### [Dataset entries]
——————————

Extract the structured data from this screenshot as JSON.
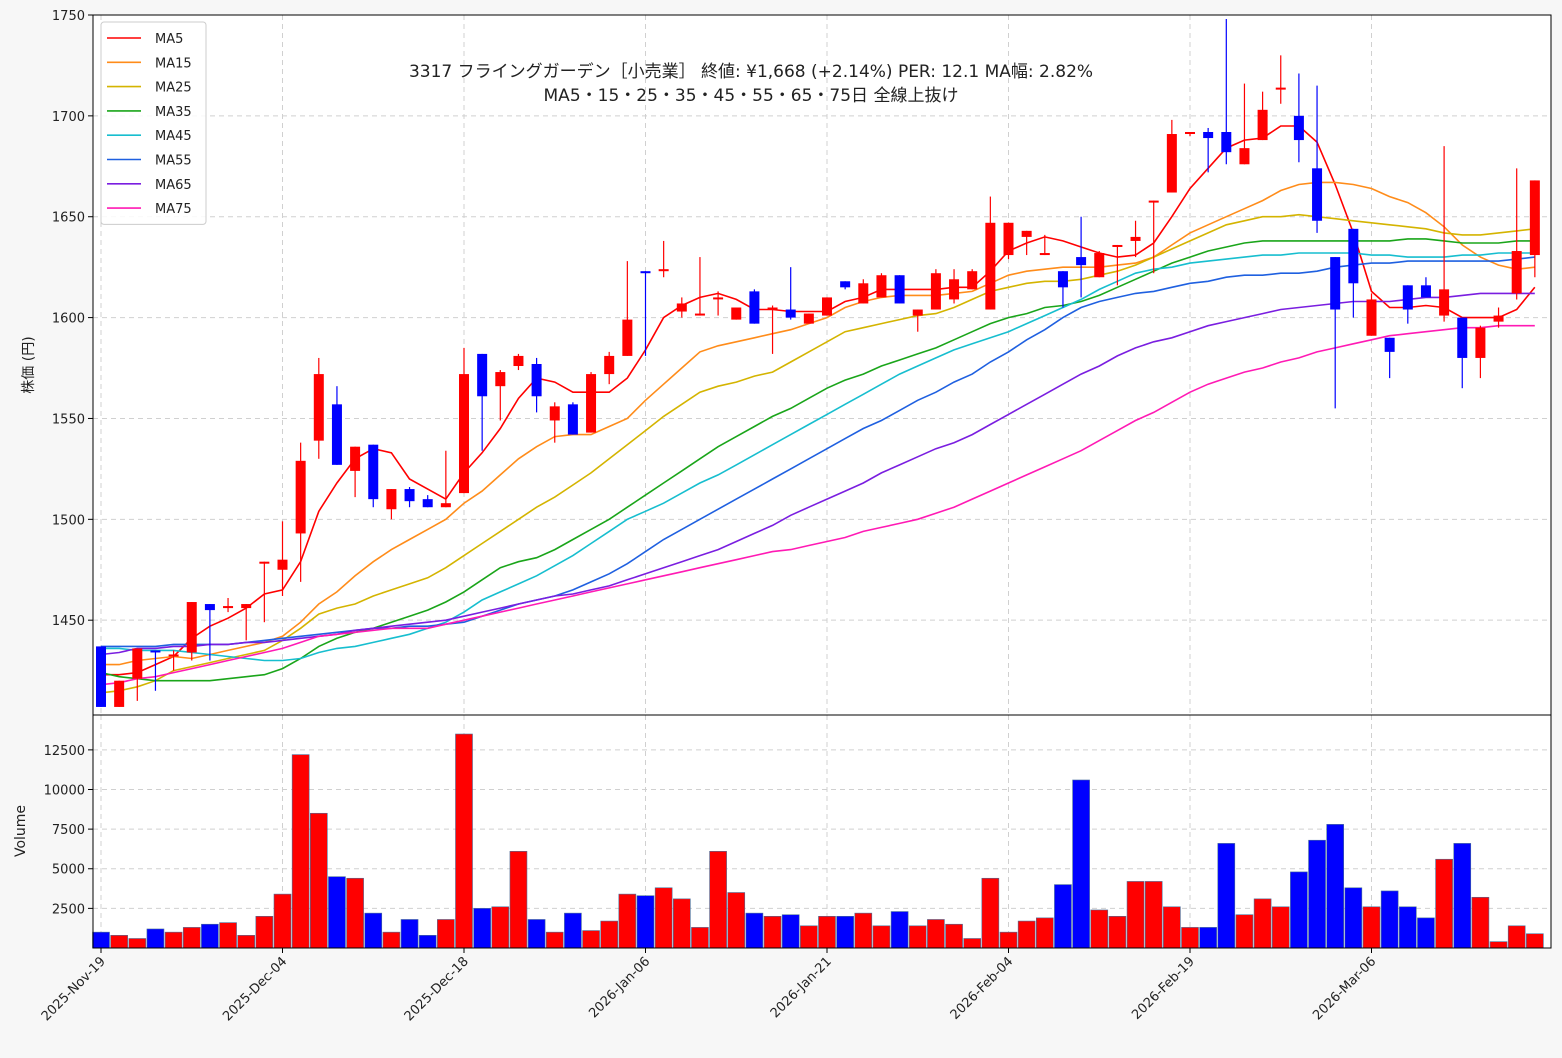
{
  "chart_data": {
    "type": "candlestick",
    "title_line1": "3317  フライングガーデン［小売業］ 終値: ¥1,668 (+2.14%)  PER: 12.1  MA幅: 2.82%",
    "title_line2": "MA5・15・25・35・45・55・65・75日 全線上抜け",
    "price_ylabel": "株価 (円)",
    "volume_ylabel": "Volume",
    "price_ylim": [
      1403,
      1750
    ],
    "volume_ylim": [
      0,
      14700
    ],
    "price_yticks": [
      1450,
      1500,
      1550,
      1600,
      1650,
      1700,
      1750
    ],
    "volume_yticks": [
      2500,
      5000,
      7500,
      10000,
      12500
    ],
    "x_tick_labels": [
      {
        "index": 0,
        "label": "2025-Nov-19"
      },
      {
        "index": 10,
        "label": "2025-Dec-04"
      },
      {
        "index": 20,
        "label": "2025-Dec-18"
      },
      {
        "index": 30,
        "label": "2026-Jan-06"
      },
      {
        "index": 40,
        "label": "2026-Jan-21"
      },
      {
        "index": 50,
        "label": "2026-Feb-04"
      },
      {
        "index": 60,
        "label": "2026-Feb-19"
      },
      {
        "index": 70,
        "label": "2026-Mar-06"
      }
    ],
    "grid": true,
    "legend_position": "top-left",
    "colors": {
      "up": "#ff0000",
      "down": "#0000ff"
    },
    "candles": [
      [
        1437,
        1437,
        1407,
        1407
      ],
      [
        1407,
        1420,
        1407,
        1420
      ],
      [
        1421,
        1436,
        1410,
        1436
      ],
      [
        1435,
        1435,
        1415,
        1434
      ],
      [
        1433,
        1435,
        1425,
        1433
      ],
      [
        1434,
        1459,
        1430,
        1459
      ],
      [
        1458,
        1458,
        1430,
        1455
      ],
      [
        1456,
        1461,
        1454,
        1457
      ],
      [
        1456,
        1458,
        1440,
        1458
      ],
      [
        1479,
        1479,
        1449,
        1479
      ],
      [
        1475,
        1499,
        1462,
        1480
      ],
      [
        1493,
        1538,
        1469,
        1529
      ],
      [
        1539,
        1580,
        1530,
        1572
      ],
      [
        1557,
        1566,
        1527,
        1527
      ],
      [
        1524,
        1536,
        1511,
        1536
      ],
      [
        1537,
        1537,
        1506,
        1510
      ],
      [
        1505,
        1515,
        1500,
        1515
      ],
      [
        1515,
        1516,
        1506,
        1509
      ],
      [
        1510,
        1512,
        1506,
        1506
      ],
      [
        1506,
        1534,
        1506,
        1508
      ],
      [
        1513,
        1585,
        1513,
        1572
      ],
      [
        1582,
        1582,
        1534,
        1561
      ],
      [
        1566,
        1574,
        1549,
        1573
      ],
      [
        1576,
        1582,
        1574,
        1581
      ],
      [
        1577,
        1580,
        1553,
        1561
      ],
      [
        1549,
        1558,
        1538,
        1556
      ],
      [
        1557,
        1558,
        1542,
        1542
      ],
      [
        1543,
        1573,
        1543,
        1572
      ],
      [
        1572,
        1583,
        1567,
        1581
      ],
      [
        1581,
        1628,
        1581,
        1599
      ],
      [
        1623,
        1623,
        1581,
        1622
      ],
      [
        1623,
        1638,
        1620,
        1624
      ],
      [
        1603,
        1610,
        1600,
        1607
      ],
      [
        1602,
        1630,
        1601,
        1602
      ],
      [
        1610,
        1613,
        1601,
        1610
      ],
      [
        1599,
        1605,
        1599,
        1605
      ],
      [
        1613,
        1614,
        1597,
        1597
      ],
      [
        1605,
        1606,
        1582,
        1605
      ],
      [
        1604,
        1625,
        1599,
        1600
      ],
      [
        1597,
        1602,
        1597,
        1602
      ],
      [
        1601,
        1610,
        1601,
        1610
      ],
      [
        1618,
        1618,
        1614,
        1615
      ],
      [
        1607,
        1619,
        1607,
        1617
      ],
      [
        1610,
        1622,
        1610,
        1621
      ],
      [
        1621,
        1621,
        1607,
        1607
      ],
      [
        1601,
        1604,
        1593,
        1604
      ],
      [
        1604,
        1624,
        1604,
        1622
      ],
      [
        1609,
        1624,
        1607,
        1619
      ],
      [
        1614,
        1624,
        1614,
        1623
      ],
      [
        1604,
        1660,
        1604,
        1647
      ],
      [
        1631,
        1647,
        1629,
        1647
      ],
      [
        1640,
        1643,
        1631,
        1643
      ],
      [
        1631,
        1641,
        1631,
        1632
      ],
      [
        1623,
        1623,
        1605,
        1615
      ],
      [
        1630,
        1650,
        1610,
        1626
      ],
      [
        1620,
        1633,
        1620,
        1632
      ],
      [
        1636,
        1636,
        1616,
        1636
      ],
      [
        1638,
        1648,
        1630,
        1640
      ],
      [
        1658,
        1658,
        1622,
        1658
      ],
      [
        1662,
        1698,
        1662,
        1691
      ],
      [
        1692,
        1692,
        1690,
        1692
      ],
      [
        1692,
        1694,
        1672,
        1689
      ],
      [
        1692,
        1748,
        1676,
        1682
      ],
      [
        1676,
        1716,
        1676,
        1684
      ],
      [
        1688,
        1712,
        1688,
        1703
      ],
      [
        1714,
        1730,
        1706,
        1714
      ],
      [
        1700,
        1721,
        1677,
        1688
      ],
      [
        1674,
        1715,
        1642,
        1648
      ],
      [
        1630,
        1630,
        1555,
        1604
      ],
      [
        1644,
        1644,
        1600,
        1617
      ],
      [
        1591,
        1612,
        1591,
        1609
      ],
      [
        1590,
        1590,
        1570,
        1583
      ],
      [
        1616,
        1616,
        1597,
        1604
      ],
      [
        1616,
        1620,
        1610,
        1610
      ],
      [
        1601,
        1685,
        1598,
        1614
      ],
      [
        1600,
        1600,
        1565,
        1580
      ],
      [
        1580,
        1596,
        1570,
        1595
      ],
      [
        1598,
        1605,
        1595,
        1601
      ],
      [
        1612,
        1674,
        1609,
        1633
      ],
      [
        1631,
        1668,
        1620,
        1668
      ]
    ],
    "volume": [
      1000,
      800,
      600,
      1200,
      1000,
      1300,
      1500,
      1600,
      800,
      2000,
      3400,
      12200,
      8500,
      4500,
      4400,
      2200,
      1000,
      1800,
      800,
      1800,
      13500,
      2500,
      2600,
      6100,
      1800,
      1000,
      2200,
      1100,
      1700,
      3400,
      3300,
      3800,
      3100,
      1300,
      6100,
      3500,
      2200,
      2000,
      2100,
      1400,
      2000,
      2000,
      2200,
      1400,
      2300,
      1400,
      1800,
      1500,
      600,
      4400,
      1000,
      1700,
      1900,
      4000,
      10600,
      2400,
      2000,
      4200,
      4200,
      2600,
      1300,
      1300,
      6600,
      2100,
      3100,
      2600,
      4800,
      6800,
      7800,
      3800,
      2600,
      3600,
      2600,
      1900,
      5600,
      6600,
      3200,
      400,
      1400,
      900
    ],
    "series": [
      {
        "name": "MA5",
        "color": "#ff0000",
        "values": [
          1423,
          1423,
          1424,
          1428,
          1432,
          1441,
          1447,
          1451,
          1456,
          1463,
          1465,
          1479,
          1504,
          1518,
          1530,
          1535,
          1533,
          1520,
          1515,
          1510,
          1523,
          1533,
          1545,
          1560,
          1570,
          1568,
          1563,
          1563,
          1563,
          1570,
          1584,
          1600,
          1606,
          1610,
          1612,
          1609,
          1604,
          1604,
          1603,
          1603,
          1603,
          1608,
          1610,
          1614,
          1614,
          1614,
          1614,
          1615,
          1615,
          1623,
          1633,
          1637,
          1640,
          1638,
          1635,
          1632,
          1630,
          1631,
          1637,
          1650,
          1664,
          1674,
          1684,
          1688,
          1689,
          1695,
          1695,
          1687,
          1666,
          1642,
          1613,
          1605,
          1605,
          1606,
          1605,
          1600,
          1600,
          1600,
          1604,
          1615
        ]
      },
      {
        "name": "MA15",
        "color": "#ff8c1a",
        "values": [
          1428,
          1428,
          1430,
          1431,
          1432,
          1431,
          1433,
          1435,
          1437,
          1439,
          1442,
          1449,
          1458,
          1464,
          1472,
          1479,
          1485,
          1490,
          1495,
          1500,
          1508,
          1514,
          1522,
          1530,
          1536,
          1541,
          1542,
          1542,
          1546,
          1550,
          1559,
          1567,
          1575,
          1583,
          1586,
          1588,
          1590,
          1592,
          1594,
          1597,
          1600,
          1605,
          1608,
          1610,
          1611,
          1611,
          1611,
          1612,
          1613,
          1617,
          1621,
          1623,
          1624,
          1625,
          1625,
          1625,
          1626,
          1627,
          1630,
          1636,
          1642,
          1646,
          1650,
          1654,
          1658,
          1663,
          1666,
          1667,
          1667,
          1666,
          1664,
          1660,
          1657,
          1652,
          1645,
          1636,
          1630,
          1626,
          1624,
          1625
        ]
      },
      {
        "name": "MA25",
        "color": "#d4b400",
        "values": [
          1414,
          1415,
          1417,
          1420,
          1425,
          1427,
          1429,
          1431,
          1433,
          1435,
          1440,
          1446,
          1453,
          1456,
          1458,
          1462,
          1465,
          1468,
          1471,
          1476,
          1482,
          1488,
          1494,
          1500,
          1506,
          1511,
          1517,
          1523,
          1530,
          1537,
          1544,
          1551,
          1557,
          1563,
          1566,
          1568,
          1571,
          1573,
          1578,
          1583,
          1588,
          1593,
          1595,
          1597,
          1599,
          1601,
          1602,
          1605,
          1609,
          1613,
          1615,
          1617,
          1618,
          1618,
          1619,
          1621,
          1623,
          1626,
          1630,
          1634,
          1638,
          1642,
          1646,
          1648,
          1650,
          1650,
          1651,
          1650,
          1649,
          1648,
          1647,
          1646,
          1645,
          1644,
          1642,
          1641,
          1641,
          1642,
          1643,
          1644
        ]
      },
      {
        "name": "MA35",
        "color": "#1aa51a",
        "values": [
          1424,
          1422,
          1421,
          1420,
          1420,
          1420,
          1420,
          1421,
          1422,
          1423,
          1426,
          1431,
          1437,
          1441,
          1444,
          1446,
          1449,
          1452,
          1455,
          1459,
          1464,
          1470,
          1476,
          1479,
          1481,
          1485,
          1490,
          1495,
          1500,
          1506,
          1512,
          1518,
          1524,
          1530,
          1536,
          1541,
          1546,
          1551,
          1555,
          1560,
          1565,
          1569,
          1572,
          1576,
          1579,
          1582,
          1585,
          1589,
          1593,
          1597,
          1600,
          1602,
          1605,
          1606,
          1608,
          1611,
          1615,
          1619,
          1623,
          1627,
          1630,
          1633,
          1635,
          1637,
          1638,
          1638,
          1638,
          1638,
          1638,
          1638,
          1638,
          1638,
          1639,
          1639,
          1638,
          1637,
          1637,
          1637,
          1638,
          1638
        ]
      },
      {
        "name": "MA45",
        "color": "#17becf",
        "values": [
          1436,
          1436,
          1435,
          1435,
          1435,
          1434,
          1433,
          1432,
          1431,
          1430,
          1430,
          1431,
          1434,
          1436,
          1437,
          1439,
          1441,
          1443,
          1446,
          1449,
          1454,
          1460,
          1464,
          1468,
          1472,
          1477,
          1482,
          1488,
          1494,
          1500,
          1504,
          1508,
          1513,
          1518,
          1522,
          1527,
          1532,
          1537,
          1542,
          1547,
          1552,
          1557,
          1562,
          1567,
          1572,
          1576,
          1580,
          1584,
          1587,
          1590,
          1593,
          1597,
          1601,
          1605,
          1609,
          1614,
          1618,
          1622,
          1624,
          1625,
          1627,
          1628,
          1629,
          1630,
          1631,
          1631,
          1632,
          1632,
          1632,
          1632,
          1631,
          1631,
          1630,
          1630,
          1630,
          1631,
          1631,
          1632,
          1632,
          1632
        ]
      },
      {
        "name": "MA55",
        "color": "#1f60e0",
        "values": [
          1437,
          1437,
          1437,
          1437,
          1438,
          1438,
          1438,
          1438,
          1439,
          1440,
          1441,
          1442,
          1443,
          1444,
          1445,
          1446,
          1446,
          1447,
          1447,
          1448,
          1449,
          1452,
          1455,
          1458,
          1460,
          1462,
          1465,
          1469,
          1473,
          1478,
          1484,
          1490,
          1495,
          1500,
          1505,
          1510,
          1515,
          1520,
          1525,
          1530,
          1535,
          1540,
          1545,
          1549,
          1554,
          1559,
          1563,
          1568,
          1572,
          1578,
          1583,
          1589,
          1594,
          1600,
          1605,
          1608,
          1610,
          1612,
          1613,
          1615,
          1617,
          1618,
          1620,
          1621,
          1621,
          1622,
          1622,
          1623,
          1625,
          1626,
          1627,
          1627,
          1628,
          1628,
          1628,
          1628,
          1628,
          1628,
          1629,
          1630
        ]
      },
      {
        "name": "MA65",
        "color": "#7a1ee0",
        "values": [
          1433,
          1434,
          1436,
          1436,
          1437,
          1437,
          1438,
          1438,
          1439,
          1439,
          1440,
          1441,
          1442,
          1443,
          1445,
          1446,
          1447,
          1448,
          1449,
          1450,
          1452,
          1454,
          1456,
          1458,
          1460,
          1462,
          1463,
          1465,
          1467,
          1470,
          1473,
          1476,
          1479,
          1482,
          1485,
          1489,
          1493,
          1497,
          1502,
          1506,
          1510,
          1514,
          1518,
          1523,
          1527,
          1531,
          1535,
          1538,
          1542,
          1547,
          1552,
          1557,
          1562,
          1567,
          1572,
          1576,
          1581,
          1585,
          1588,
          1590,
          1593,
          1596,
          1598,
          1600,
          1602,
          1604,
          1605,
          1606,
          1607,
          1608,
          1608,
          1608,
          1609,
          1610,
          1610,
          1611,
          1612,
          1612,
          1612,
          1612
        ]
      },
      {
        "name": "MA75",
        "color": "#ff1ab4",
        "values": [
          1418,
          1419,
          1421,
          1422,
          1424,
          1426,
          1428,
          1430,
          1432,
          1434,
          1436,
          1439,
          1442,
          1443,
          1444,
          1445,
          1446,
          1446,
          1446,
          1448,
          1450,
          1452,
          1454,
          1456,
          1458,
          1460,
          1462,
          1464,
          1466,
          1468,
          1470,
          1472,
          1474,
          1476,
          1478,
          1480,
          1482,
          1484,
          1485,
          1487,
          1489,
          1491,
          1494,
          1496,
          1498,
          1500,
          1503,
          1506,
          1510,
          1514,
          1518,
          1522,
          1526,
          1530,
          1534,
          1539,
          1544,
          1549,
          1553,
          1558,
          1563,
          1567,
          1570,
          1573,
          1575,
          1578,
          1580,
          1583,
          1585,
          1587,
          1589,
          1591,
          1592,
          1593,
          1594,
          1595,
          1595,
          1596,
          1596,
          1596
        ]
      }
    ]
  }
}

——————————

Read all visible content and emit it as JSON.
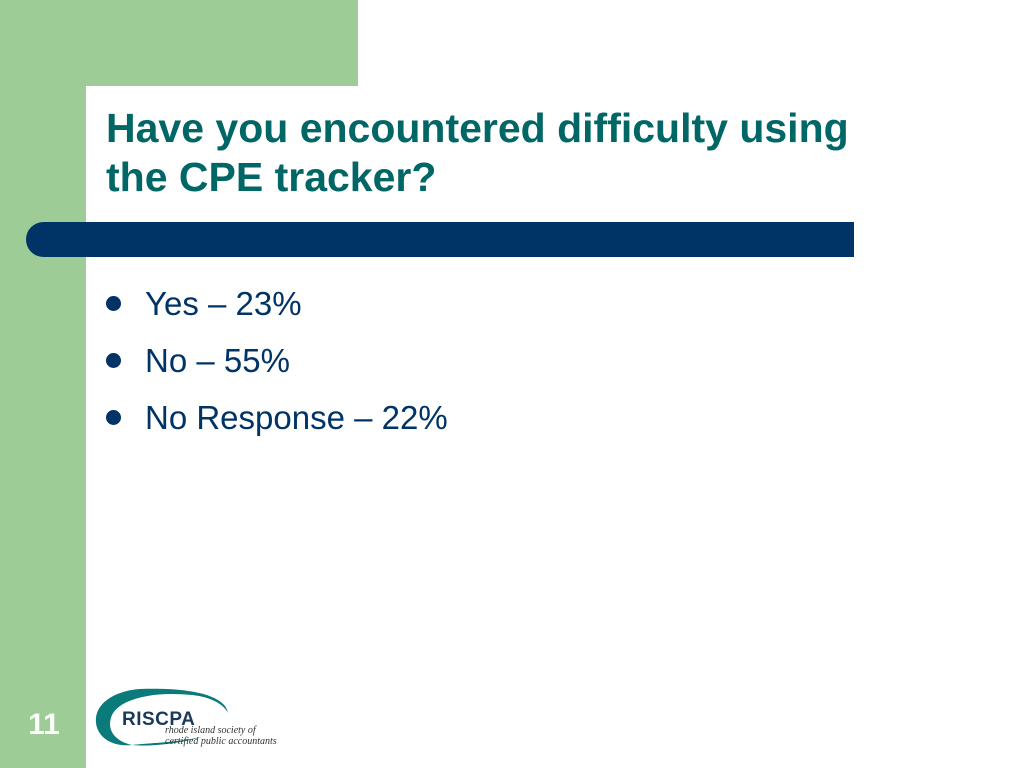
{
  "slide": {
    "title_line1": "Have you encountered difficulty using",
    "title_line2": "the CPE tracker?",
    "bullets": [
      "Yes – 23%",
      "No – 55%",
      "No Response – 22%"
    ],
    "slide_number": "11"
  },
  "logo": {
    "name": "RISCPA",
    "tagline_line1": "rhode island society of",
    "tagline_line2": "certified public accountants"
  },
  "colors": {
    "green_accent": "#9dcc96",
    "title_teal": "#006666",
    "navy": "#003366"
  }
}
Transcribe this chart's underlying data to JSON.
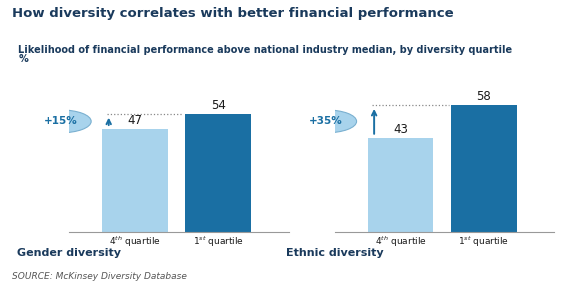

——————————

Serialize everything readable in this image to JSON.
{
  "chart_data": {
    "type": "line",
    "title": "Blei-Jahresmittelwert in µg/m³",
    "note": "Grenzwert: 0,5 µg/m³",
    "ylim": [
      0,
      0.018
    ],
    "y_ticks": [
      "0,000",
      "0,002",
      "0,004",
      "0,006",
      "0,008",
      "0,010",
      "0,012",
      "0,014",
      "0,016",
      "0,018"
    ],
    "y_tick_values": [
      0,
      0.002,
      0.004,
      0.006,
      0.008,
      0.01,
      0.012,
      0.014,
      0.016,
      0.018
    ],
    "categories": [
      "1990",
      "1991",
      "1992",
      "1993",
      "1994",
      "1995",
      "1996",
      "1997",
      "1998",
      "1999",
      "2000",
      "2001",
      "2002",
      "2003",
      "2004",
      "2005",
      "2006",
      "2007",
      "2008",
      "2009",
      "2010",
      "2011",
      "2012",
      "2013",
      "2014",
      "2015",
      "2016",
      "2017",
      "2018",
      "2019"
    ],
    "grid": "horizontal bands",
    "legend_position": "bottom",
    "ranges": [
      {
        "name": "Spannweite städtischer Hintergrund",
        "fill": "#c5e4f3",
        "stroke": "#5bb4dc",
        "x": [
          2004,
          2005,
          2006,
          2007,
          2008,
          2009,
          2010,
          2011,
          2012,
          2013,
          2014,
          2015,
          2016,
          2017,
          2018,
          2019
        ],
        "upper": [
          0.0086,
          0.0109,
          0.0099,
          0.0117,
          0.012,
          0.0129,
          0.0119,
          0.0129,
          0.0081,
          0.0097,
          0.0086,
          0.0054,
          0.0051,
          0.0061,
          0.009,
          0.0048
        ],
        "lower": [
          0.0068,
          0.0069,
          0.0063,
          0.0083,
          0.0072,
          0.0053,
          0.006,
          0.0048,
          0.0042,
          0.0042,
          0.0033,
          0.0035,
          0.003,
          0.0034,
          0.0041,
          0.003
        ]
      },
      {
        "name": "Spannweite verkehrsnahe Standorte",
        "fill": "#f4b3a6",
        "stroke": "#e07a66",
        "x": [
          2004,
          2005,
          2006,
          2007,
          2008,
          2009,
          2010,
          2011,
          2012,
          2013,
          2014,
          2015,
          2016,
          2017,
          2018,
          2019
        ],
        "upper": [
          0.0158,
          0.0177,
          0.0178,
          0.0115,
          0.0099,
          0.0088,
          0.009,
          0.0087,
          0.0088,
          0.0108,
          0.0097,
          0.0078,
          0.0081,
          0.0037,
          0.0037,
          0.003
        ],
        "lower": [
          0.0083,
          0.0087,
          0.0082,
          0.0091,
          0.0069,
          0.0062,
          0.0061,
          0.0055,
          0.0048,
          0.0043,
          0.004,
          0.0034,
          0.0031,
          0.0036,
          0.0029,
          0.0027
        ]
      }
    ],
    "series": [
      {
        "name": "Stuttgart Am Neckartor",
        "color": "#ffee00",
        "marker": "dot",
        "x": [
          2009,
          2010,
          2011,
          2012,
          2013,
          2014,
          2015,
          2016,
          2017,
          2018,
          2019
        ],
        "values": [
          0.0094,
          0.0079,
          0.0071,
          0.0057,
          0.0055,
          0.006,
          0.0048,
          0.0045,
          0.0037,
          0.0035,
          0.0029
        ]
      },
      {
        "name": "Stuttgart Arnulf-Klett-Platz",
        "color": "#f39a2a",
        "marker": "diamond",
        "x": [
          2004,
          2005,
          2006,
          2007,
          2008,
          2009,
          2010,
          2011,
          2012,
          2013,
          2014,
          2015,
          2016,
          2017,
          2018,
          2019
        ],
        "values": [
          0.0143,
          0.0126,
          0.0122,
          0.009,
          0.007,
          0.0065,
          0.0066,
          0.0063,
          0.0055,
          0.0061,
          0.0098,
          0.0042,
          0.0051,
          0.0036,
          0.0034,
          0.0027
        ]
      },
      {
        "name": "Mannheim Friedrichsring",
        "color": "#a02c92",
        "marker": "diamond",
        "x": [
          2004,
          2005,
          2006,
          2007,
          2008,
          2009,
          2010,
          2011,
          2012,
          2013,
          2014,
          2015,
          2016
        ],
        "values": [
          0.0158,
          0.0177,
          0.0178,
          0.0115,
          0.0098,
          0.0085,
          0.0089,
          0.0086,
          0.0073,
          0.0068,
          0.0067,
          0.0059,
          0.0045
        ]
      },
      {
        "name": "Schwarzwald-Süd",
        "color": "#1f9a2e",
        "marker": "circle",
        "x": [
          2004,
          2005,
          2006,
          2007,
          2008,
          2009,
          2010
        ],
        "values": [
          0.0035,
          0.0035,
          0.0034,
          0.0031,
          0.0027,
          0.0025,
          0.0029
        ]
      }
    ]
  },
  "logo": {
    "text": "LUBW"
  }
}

——————————

### [Requirements]
From the records above, copy only the lines running from the line containing "Read all visible content and emit it as JSON." to the line containing "Transcribe this chart's", both ends included. Leave the pictures out.

### [Answer to the exercise]
Read all visible content and emit it as JSON.
{
  "slide": {
    "title_line1": "Have you encountered difficulty using",
    "title_line2": "the CPE tracker?",
    "bullets": [
      "Yes – 23%",
      "No – 55%",
      "No Response – 22%"
    ],
    "slide_number": "11"
  },
  "logo": {
    "name": "RISCPA",
    "tagline_line1": "rhode island society of",
    "tagline_line2": "certified public accountants"
  },
  "colors": {
    "green_accent": "#9dcc96",
    "title_teal": "#006666",
    "navy": "#003366"
  }
}
Transcribe this chart's underlying data to JSON.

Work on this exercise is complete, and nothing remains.